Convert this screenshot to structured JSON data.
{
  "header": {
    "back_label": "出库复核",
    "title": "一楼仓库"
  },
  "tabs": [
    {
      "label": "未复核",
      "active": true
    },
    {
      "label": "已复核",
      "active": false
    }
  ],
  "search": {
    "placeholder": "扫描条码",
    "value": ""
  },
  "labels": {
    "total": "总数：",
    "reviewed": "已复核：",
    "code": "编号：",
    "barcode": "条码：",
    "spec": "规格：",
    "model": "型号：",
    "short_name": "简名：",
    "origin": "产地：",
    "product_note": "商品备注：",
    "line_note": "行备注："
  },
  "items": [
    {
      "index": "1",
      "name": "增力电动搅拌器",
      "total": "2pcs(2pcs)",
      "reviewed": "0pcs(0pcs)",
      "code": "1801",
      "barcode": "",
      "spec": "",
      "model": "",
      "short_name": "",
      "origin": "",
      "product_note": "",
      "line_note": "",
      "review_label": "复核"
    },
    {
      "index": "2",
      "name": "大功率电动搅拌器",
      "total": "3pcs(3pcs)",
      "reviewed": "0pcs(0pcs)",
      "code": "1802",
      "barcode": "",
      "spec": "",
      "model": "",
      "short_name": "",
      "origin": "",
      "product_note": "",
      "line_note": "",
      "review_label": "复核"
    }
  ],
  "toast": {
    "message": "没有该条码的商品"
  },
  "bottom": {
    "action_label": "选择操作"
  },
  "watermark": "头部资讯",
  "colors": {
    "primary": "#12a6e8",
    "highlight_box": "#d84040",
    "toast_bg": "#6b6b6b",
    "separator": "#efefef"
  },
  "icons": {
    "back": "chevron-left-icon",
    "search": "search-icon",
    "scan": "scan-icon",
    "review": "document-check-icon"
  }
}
☆ ☆ ☆ ☆ ☆ ☆ ☆
**EXERCISE**
Each entry above is to be quoted exactly.

**ANSWER FOR THE TASK**
Convert this screenshot to structured JSON data.
{
  "header": {
    "back_label": "出库复核",
    "title": "一楼仓库"
  },
  "tabs": [
    {
      "label": "未复核",
      "active": true
    },
    {
      "label": "已复核",
      "active": false
    }
  ],
  "search": {
    "placeholder": "扫描条码",
    "value": ""
  },
  "labels": {
    "total": "总数：",
    "reviewed": "已复核：",
    "code": "编号：",
    "barcode": "条码：",
    "spec": "规格：",
    "model": "型号：",
    "short_name": "简名：",
    "origin": "产地：",
    "product_note": "商品备注：",
    "line_note": "行备注："
  },
  "items": [
    {
      "index": "1",
      "name": "增力电动搅拌器",
      "total": "2pcs(2pcs)",
      "reviewed": "0pcs(0pcs)",
      "code": "1801",
      "barcode": "",
      "spec": "",
      "model": "",
      "short_name": "",
      "origin": "",
      "product_note": "",
      "line_note": "",
      "review_label": "复核"
    },
    {
      "index": "2",
      "name": "大功率电动搅拌器",
      "total": "3pcs(3pcs)",
      "reviewed": "0pcs(0pcs)",
      "code": "1802",
      "barcode": "",
      "spec": "",
      "model": "",
      "short_name": "",
      "origin": "",
      "product_note": "",
      "line_note": "",
      "review_label": "复核"
    }
  ],
  "toast": {
    "message": "没有该条码的商品"
  },
  "bottom": {
    "action_label": "选择操作"
  },
  "watermark": "头部资讯",
  "colors": {
    "primary": "#12a6e8",
    "highlight_box": "#d84040",
    "toast_bg": "#6b6b6b",
    "separator": "#efefef"
  },
  "icons": {
    "back": "chevron-left-icon",
    "search": "search-icon",
    "scan": "scan-icon",
    "review": "document-check-icon"
  }
}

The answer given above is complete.